Challenge:
All of the material below is to be returned exactly.

Collected data entries:
— start —
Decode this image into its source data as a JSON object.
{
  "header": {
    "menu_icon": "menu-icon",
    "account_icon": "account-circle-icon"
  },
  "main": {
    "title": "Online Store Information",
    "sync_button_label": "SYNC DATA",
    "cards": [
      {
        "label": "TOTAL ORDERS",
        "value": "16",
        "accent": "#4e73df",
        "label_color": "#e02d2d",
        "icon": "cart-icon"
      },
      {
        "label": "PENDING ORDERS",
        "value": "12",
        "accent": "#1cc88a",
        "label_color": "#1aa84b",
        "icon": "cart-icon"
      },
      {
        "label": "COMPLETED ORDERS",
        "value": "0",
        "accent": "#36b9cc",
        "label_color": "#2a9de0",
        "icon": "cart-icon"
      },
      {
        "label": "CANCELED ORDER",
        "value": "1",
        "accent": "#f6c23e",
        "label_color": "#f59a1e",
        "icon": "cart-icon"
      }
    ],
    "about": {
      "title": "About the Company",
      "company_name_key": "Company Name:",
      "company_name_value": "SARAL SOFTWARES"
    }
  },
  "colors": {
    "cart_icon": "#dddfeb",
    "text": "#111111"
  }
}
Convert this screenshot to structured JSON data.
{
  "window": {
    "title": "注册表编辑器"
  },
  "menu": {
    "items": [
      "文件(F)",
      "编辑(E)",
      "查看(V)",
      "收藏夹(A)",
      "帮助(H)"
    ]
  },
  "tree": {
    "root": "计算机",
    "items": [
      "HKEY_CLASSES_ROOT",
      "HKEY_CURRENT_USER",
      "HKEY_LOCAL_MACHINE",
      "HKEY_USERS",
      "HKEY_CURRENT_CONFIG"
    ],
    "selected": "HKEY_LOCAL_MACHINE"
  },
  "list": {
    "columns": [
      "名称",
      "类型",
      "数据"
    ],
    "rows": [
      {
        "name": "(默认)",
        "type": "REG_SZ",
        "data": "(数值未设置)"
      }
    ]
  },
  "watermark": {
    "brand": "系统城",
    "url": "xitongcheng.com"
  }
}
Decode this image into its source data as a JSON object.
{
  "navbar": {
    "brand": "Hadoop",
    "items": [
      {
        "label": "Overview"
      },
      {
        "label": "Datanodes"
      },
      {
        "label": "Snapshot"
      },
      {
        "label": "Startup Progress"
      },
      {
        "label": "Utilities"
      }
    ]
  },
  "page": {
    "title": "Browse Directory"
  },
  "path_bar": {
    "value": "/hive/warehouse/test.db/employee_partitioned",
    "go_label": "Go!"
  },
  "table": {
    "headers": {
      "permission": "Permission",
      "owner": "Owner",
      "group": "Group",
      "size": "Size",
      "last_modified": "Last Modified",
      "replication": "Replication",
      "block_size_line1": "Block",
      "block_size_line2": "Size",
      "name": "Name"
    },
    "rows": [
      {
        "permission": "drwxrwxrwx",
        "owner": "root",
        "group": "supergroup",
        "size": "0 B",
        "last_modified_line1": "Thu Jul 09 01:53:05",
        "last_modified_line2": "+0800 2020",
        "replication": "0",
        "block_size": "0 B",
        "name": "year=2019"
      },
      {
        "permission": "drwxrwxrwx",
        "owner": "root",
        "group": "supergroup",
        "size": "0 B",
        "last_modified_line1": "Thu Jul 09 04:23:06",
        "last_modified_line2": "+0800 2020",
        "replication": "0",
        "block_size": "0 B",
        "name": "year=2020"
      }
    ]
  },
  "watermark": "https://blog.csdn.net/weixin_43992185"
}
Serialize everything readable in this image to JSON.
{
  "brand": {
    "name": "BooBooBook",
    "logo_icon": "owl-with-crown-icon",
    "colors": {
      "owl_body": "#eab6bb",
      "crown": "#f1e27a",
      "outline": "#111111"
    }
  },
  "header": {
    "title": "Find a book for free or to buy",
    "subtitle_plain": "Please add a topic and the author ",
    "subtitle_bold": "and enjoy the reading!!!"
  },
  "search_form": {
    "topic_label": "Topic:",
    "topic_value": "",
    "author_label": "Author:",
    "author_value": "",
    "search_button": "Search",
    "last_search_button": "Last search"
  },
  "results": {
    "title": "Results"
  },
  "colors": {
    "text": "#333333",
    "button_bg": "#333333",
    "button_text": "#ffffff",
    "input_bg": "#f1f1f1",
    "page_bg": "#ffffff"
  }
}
— end —
Result of this task:
Decode this image into its source data as a JSON object.
{
  "header": {
    "menu_icon": "menu-icon",
    "account_icon": "account-circle-icon"
  },
  "main": {
    "title": "Online Store Information",
    "sync_button_label": "SYNC DATA",
    "cards": [
      {
        "label": "TOTAL ORDERS",
        "value": "16",
        "accent": "#4e73df",
        "label_color": "#e02d2d",
        "icon": "cart-icon"
      },
      {
        "label": "PENDING ORDERS",
        "value": "12",
        "accent": "#1cc88a",
        "label_color": "#1aa84b",
        "icon": "cart-icon"
      },
      {
        "label": "COMPLETED ORDERS",
        "value": "0",
        "accent": "#36b9cc",
        "label_color": "#2a9de0",
        "icon": "cart-icon"
      },
      {
        "label": "CANCELED ORDER",
        "value": "1",
        "accent": "#f6c23e",
        "label_color": "#f59a1e",
        "icon": "cart-icon"
      }
    ],
    "about": {
      "title": "About the Company",
      "company_name_key": "Company Name:",
      "company_name_value": "SARAL SOFTWARES"
    }
  },
  "colors": {
    "cart_icon": "#dddfeb",
    "text": "#111111"
  }
}
Convert this screenshot to structured JSON data.
{
  "window": {
    "title": "注册表编辑器"
  },
  "menu": {
    "items": [
      "文件(F)",
      "编辑(E)",
      "查看(V)",
      "收藏夹(A)",
      "帮助(H)"
    ]
  },
  "tree": {
    "root": "计算机",
    "items": [
      "HKEY_CLASSES_ROOT",
      "HKEY_CURRENT_USER",
      "HKEY_LOCAL_MACHINE",
      "HKEY_USERS",
      "HKEY_CURRENT_CONFIG"
    ],
    "selected": "HKEY_LOCAL_MACHINE"
  },
  "list": {
    "columns": [
      "名称",
      "类型",
      "数据"
    ],
    "rows": [
      {
        "name": "(默认)",
        "type": "REG_SZ",
        "data": "(数值未设置)"
      }
    ]
  },
  "watermark": {
    "brand": "系统城",
    "url": "xitongcheng.com"
  }
}
Decode this image into its source data as a JSON object.
{
  "navbar": {
    "brand": "Hadoop",
    "items": [
      {
        "label": "Overview"
      },
      {
        "label": "Datanodes"
      },
      {
        "label": "Snapshot"
      },
      {
        "label": "Startup Progress"
      },
      {
        "label": "Utilities"
      }
    ]
  },
  "page": {
    "title": "Browse Directory"
  },
  "path_bar": {
    "value": "/hive/warehouse/test.db/employee_partitioned",
    "go_label": "Go!"
  },
  "table": {
    "headers": {
      "permission": "Permission",
      "owner": "Owner",
      "group": "Group",
      "size": "Size",
      "last_modified": "Last Modified",
      "replication": "Replication",
      "block_size_line1": "Block",
      "block_size_line2": "Size",
      "name": "Name"
    },
    "rows": [
      {
        "permission": "drwxrwxrwx",
        "owner": "root",
        "group": "supergroup",
        "size": "0 B",
        "last_modified_line1": "Thu Jul 09 01:53:05",
        "last_modified_line2": "+0800 2020",
        "replication": "0",
        "block_size": "0 B",
        "name": "year=2019"
      },
      {
        "permission": "drwxrwxrwx",
        "owner": "root",
        "group": "supergroup",
        "size": "0 B",
        "last_modified_line1": "Thu Jul 09 04:23:06",
        "last_modified_line2": "+0800 2020",
        "replication": "0",
        "block_size": "0 B",
        "name": "year=2020"
      }
    ]
  },
  "watermark": "https://blog.csdn.net/weixin_43992185"
}
Serialize everything readable in this image to JSON.
{
  "brand": {
    "name": "BooBooBook",
    "logo_icon": "owl-with-crown-icon",
    "colors": {
      "owl_body": "#eab6bb",
      "crown": "#f1e27a",
      "outline": "#111111"
    }
  },
  "header": {
    "title": "Find a book for free or to buy",
    "subtitle_plain": "Please add a topic and the author ",
    "subtitle_bold": "and enjoy the reading!!!"
  },
  "search_form": {
    "topic_label": "Topic:",
    "topic_value": "",
    "author_label": "Author:",
    "author_value": "",
    "search_button": "Search",
    "last_search_button": "Last search"
  },
  "results": {
    "title": "Results"
  },
  "colors": {
    "text": "#333333",
    "button_bg": "#333333",
    "button_text": "#ffffff",
    "input_bg": "#f1f1f1",
    "page_bg": "#ffffff"
  }
}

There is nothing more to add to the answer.